The task
Give the lines of the material as a JSON list of strings, one string per line and no blank lines. Begin at the line that contains "- data-label: Geotérmica;" and stop after the line that contains "List each element".

(Spatial layout data)
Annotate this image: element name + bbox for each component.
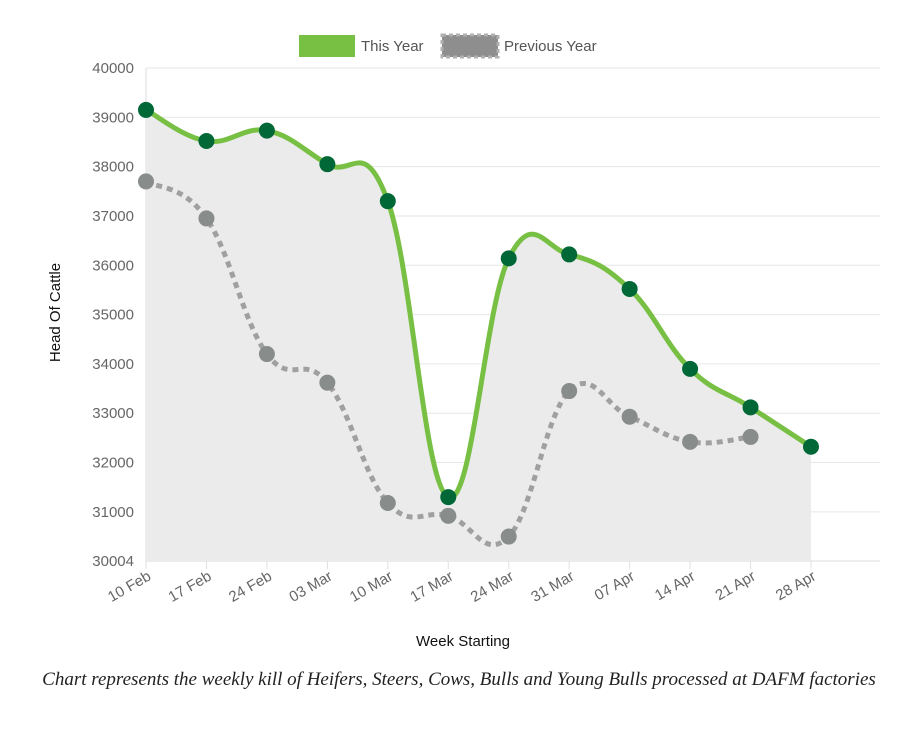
data-point-previous-year: [440, 507, 457, 524]
y-tick-label: 38000: [92, 159, 134, 176]
series-line-this-year: [144, 107, 813, 500]
data-point-previous-year: [621, 408, 638, 425]
data-point-this-year: [319, 156, 336, 173]
y-tick-label: 33000: [92, 405, 134, 422]
x-tick-label: 03 Mar: [286, 568, 335, 606]
legend-label-this-year: This Year: [361, 38, 424, 55]
y-tick-label: 31000: [92, 504, 134, 521]
x-tick-label: 31 Mar: [528, 568, 577, 606]
data-point-previous-year: [258, 346, 275, 363]
y-tick-label: 35000: [92, 307, 134, 324]
legend-swatch-previous-year: [440, 33, 500, 59]
x-tick-label: 10 Feb: [105, 568, 154, 606]
data-point-this-year: [379, 193, 396, 210]
data-point-previous-year: [138, 173, 154, 190]
data-point-this-year: [138, 101, 154, 118]
y-tick-label: 37000: [92, 208, 134, 225]
x-tick-label: 24 Mar: [468, 568, 517, 606]
y-tick-label: 30004: [92, 553, 134, 570]
data-point-this-year: [561, 246, 578, 263]
y-axis-title: Head Of Cattle: [47, 263, 64, 362]
x-tick-label: 21 Apr: [712, 568, 758, 604]
data-point-previous-year: [561, 383, 578, 400]
x-tick-label: 07 Apr: [592, 568, 638, 604]
data-point-this-year: [682, 360, 699, 377]
data-point-previous-year: [742, 428, 759, 445]
legend: This Year Previous Year: [299, 33, 597, 59]
data-point-previous-year: [682, 433, 699, 450]
x-tick-label: 17 Feb: [166, 568, 215, 606]
data-point-previous-year: [379, 495, 396, 511]
chart-caption: Chart represents the weekly kill of Heif…: [42, 669, 876, 690]
y-tick-label: 34000: [92, 356, 134, 373]
x-tick-label: 24 Feb: [226, 568, 275, 606]
data-point-this-year: [742, 399, 759, 416]
x-tick-label: 17 Mar: [407, 568, 456, 606]
data-point-this-year: [198, 132, 215, 149]
data-point-previous-year: [319, 374, 336, 391]
x-axis-title: Week Starting: [416, 633, 510, 650]
data-point-this-year: [621, 280, 638, 297]
data-point-previous-year: [198, 210, 215, 227]
y-tick-label: 36000: [92, 257, 134, 274]
y-tick-label: 39000: [92, 109, 134, 126]
x-tick-label: 28 Apr: [773, 568, 819, 604]
legend-label-previous-year: Previous Year: [504, 38, 597, 55]
data-point-this-year: [440, 489, 457, 506]
y-tick-label: 32000: [92, 455, 134, 472]
data-point-this-year: [500, 250, 517, 267]
y-tick-label: 40000: [92, 60, 134, 77]
x-tick-label: 14 Apr: [652, 568, 698, 604]
series-area-this-year: [146, 109, 811, 562]
line-chart: 40000 39000 38000 37000 36000 35000 34000 33000…: [47, 33, 880, 650]
data-point-this-year: [803, 438, 819, 455]
chart-svg: 40000 39000 38000 37000 36000 35000 34000 33000…: [47, 33, 880, 650]
data-point-previous-year: [500, 528, 517, 545]
x-tick-label: 10 Mar: [347, 568, 396, 606]
legend-swatch-this-year: [299, 35, 355, 57]
data-point-this-year: [258, 122, 275, 139]
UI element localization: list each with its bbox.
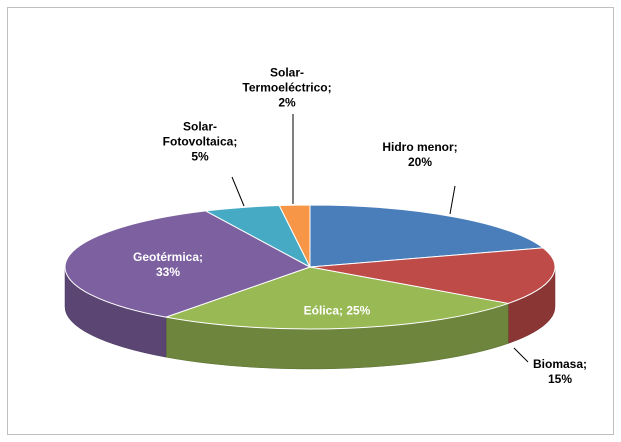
- data-label: Geotérmica; 33%: [132, 250, 204, 279]
- data-label: Solar- Fotovoltaica; 5%: [162, 119, 238, 164]
- slice: Eólica; 25%: [164, 266, 511, 330]
- data-label: Solar- Termoeléctrico; 2%: [242, 65, 332, 110]
- slice: Hidro menor; 20%: [309, 204, 545, 268]
- slice: Geotérmica; 33%: [64, 210, 312, 318]
- data-label: Eólica; 25%: [303, 303, 371, 318]
- slice: Biomasa; 15%: [309, 247, 556, 304]
- data-label: Hidro menor; 20%: [382, 140, 458, 169]
- data-label: Biomasa; 15%: [532, 357, 588, 386]
- slice: Solar- Termoeléctrico; 2%: [278, 204, 311, 268]
- leader-line: [449, 185, 456, 215]
- leader-line: [231, 176, 245, 207]
- leader-line: [513, 347, 529, 363]
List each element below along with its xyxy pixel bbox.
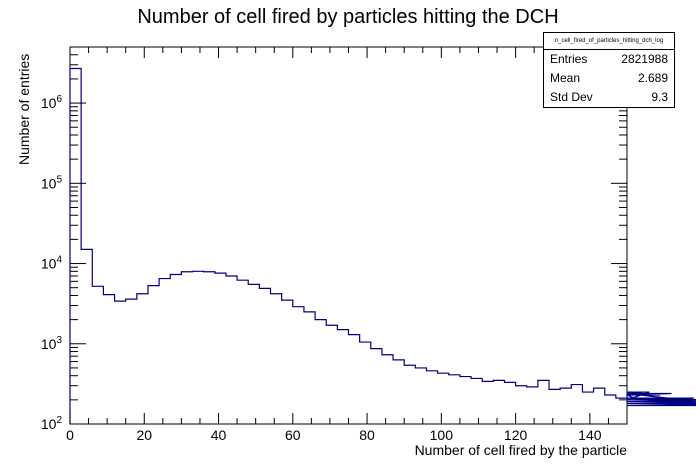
stats-label: Mean [550,71,581,85]
stats-label: Std Dev [550,90,593,104]
x-tick-label: 140 [578,427,602,443]
y-tick-label: 104 [41,255,63,272]
stats-label: Entries [550,52,588,66]
x-axis-label: Number of cell fired by the particle [414,442,627,458]
stats-row-mean: Mean 2.689 [544,69,674,88]
x-tick-label: 0 [66,427,74,443]
stats-box: n_cell_fired_of_particles_hitting_dch_lo… [543,32,675,108]
y-tick-label: 106 [41,94,63,111]
x-tick-label: 60 [285,427,301,443]
y-tick-label: 103 [41,335,63,352]
stats-box-name: n_cell_fired_of_particles_hitting_dch_lo… [544,33,674,50]
y-axis-label: Number of entries [16,53,32,165]
x-tick-label: 80 [359,427,375,443]
stats-row-stddev: Std Dev 9.3 [544,88,674,107]
x-tick-label: 100 [430,427,454,443]
y-tick-label: 105 [41,174,63,191]
histogram-line [69,67,696,424]
stats-value: 2.689 [637,71,668,85]
y-tick-label: 102 [41,415,63,432]
x-tick-label: 120 [504,427,528,443]
x-tick-label: 20 [136,427,152,443]
chart-title: Number of cell fired by particles hittin… [137,6,559,28]
stats-row-entries: Entries 2821988 [544,50,674,69]
x-tick-label: 40 [211,427,227,443]
stats-value: 2821988 [621,52,668,66]
stats-value: 9.3 [651,90,668,104]
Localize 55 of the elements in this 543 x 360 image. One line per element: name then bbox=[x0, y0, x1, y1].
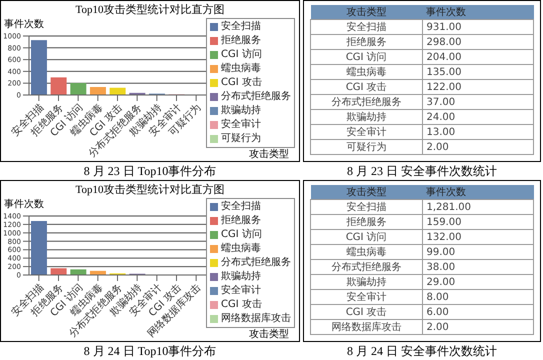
legend-label: CGI 访问 bbox=[221, 48, 262, 62]
text: 事件次数 bbox=[422, 185, 534, 200]
category-label: CGI 攻击 bbox=[310, 80, 422, 94]
text: 13.00 bbox=[426, 126, 456, 138]
text: 29.00 bbox=[426, 276, 456, 288]
category-label: 拒绝服务 bbox=[310, 214, 422, 230]
chart-title: Top10攻击类型统计对比直方图 bbox=[74, 2, 226, 16]
text: 38.00 bbox=[426, 262, 456, 272]
legend-label: 分布式拒绝服务 bbox=[221, 90, 291, 104]
legend-label: 蠕虫病毒 bbox=[221, 62, 261, 76]
category-label: 可疑行为 bbox=[310, 140, 422, 154]
y-axis-title: 事件次数 bbox=[4, 198, 44, 211]
text: 204.00 bbox=[426, 52, 462, 62]
text: 8 月 23 日 Top10事件分布 bbox=[82, 163, 218, 178]
category-label: CGI 访问 bbox=[310, 230, 422, 244]
text: 1,281.00 bbox=[426, 202, 472, 212]
category-label: 蠕虫病毒 bbox=[310, 64, 422, 80]
text: 6.00 bbox=[426, 306, 449, 318]
legend-label: 欺骗劫持 bbox=[221, 270, 261, 284]
text: 事件次数 bbox=[422, 5, 534, 20]
legend-label: 分布式拒绝服务 bbox=[221, 256, 291, 270]
text: 8 月 24 日 安全事件次数统计 bbox=[346, 343, 498, 358]
text: 37.00 bbox=[426, 96, 456, 108]
category-label: 拒绝服务 bbox=[310, 34, 422, 50]
category-label: CGI 访问 bbox=[310, 50, 422, 64]
text: 攻击类型 bbox=[310, 5, 422, 20]
text: 298.00 bbox=[426, 36, 462, 48]
legend-label: 蠕虫病毒 bbox=[221, 242, 261, 256]
chart-title: Top10攻击类型统计对比直方图 bbox=[74, 182, 226, 196]
legend-label: 拒绝服务 bbox=[221, 214, 261, 228]
text: 24.00 bbox=[426, 112, 456, 122]
legend-label: 安全扫描 bbox=[221, 20, 261, 34]
category-label: 安全扫描 bbox=[310, 200, 422, 214]
legend-label: 安全扫描 bbox=[221, 200, 261, 214]
text: 159.00 bbox=[426, 216, 462, 228]
text: 122.00 bbox=[426, 82, 462, 92]
text: 8.00 bbox=[426, 292, 449, 302]
text: 攻击类型 bbox=[310, 185, 422, 200]
x-axis-title: 攻击类型 bbox=[249, 148, 289, 161]
text: 135.00 bbox=[426, 66, 462, 78]
category-label: 安全扫描 bbox=[310, 20, 422, 34]
text: 8 月 23 日 安全事件次数统计 bbox=[346, 163, 498, 178]
text: 99.00 bbox=[426, 246, 456, 258]
text: 2.00 bbox=[426, 322, 449, 332]
legend-label: CGI 访问 bbox=[221, 228, 262, 242]
category-label: 蠕虫病毒 bbox=[310, 244, 422, 260]
text: 8 月 24 日 Top10事件分布 bbox=[82, 343, 218, 358]
y-axis-title: 事件次数 bbox=[4, 18, 44, 31]
legend-label: CGI 攻击 bbox=[221, 76, 262, 90]
text: 2.00 bbox=[426, 142, 449, 152]
category-label: 分布式拒绝服务 bbox=[310, 260, 422, 274]
legend-label: 拒绝服务 bbox=[221, 34, 261, 48]
x-axis-title: 攻击类型 bbox=[249, 328, 289, 341]
text: 931.00 bbox=[426, 22, 462, 32]
text: 132.00 bbox=[426, 232, 462, 242]
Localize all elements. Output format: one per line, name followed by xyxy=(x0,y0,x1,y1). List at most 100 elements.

The solution
[
  "- data-label: Geotérmica; 33%: [132, 250, 204, 279]",
  "- data-label: Solar- Fotovoltaica; 5%: [162, 119, 238, 164]",
  "- slice: Eólica; 25%: [164, 266, 511, 330]",
  "- data-label: Solar- Termoeléctrico; 2%: [242, 65, 332, 110]",
  "- slice: Hidro menor; 20%: [309, 204, 545, 268]",
  "- slice: Geotérmica; 33%: [64, 210, 312, 318]",
  "- data-label: Eólica; 25%: [303, 303, 371, 318]",
  "- slice: Biomasa; 15%: [309, 247, 556, 304]",
  "- data-label: Hidro menor; 20%: [382, 140, 458, 169]",
  "- data-label: Biomasa; 15%: [532, 357, 588, 386]",
  "- slice: Solar- Termoeléctrico; 2%: [278, 204, 311, 268]",
  "- leader-line: [449, 185, 456, 215]",
  "- leader-line: [231, 176, 245, 207]",
  "- leader-line: [513, 347, 529, 363]",
  "List each element below along with its xyxy pixel bbox."
]